**The exercise**
Going through the material below, please gather all lines with the word "shortcut" in them.

───── Recorded information ─────

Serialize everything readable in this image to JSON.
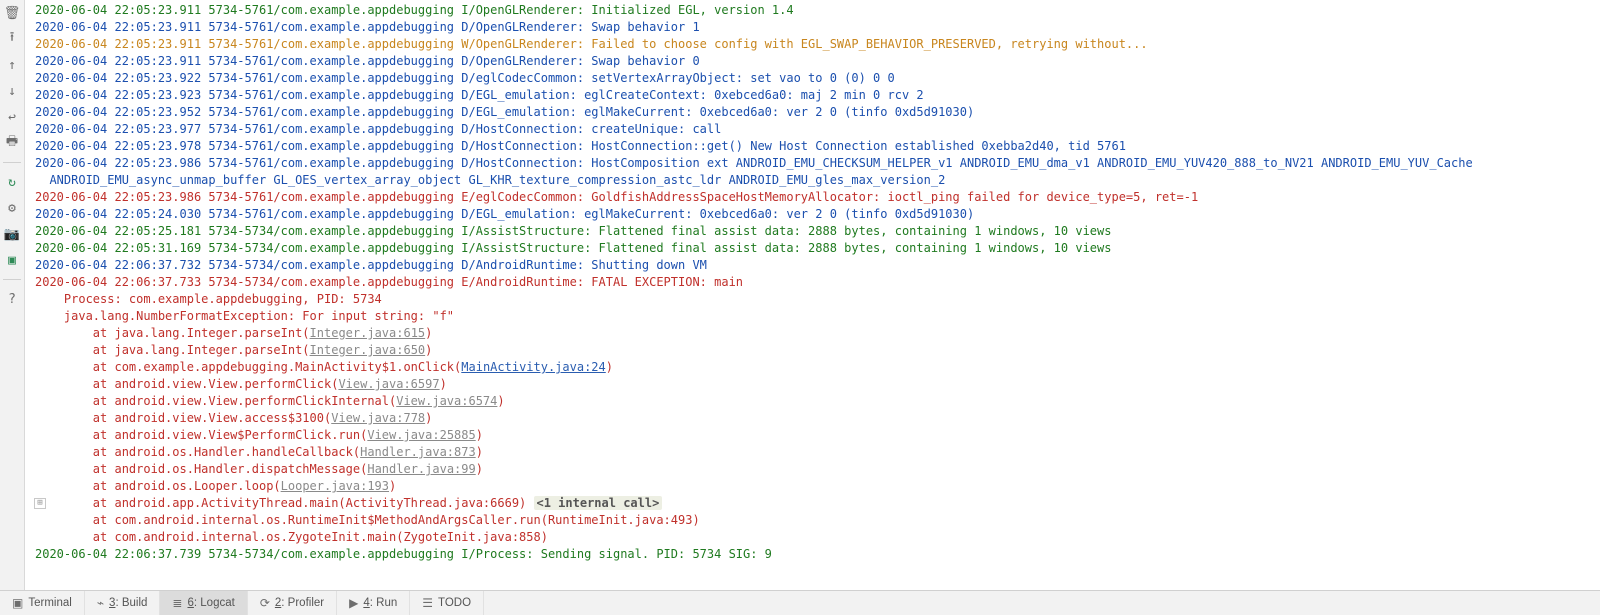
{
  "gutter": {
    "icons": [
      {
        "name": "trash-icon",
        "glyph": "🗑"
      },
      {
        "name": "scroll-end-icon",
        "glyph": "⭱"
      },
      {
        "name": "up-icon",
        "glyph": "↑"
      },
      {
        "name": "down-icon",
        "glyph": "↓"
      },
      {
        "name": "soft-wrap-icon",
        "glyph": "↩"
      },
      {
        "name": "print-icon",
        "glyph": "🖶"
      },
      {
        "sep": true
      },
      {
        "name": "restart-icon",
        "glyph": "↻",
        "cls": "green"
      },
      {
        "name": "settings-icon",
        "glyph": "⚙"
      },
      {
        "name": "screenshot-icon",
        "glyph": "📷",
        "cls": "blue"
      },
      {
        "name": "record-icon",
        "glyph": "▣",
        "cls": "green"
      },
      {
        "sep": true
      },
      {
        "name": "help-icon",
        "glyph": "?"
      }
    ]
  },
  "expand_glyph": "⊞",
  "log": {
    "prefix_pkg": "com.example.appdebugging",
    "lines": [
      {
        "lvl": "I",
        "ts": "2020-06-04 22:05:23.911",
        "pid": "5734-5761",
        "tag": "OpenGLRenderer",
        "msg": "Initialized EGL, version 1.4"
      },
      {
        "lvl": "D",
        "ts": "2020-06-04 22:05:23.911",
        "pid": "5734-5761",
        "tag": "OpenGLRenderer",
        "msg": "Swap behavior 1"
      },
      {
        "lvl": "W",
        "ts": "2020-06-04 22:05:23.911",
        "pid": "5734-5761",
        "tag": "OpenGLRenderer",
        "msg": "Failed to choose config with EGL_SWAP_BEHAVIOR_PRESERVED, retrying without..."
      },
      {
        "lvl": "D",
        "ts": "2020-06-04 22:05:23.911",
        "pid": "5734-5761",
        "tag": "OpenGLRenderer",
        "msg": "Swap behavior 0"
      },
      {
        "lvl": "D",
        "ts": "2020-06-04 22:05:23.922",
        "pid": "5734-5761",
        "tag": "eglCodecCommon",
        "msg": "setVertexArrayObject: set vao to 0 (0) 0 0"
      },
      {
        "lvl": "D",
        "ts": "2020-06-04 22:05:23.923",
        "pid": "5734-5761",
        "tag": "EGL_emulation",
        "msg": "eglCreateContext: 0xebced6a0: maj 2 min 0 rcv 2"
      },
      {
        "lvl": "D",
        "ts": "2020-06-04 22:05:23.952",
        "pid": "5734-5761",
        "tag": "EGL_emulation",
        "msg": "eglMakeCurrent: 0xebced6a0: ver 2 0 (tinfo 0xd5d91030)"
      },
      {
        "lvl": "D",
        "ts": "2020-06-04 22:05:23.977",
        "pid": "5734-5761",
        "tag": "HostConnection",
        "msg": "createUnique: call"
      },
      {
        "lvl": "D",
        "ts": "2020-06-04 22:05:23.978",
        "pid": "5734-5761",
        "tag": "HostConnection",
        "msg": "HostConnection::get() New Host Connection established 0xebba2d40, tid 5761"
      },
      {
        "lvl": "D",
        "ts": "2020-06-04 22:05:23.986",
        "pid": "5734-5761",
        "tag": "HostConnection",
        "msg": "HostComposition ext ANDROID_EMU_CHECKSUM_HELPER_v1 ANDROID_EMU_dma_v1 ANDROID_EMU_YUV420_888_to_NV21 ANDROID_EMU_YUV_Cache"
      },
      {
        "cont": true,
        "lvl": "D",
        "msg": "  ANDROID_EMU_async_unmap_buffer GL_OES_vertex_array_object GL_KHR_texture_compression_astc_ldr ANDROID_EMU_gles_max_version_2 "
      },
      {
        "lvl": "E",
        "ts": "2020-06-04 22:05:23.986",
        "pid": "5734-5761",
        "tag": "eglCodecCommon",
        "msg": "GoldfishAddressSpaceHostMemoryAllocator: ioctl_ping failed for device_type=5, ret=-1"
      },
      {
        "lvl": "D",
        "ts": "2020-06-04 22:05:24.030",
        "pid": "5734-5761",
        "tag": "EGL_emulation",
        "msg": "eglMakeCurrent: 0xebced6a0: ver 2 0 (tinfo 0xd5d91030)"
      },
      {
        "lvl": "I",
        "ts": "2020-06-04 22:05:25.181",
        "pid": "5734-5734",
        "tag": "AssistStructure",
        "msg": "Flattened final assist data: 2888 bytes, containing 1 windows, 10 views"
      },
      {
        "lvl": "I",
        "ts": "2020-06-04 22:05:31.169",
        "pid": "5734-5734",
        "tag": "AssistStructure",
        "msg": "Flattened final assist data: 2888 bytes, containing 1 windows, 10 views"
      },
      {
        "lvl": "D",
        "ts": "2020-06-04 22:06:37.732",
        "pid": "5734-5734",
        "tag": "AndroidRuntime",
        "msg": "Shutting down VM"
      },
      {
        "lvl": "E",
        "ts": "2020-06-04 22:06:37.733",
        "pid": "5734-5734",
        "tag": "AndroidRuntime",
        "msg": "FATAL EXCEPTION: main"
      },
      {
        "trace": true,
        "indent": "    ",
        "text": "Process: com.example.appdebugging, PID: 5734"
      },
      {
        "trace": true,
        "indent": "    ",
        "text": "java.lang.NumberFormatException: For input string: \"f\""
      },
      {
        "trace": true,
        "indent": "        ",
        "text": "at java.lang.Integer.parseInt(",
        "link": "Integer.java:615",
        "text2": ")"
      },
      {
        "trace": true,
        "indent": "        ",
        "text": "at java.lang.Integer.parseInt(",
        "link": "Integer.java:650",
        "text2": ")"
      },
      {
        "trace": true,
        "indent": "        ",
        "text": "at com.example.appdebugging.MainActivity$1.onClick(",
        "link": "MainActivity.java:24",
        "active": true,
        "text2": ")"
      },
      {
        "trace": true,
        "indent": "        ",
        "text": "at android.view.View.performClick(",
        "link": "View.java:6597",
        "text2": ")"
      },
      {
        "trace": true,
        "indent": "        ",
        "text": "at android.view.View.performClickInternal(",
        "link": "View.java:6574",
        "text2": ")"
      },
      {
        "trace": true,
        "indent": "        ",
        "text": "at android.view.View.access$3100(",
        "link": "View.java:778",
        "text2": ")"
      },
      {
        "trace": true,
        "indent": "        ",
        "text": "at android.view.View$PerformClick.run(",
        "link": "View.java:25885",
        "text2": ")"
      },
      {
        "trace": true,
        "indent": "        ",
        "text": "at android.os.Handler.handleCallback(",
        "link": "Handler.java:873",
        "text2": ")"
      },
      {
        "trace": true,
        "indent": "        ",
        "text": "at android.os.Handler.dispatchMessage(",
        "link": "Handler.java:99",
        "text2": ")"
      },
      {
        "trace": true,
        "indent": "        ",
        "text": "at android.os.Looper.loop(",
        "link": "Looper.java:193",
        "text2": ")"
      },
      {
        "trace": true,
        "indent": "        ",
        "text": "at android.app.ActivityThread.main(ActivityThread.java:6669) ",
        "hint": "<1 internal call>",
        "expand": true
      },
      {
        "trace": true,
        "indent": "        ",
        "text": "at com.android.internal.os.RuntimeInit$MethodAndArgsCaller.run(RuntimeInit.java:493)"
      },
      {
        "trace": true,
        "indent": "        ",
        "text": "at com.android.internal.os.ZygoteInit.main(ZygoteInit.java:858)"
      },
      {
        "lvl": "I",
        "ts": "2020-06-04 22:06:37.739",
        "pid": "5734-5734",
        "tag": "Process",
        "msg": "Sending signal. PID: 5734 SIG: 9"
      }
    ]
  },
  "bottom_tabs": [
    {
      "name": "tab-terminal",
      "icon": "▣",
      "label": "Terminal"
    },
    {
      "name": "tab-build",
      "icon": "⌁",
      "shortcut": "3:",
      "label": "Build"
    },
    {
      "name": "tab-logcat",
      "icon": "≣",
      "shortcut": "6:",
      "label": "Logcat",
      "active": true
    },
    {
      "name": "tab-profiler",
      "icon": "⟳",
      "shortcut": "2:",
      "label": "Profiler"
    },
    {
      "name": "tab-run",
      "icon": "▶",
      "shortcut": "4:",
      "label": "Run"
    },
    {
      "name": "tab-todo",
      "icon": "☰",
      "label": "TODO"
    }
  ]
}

─────

**Output for this exercise**
      "shortcut": "3:",
      "shortcut": "6:",
      "shortcut": "2:",
      "shortcut": "4:",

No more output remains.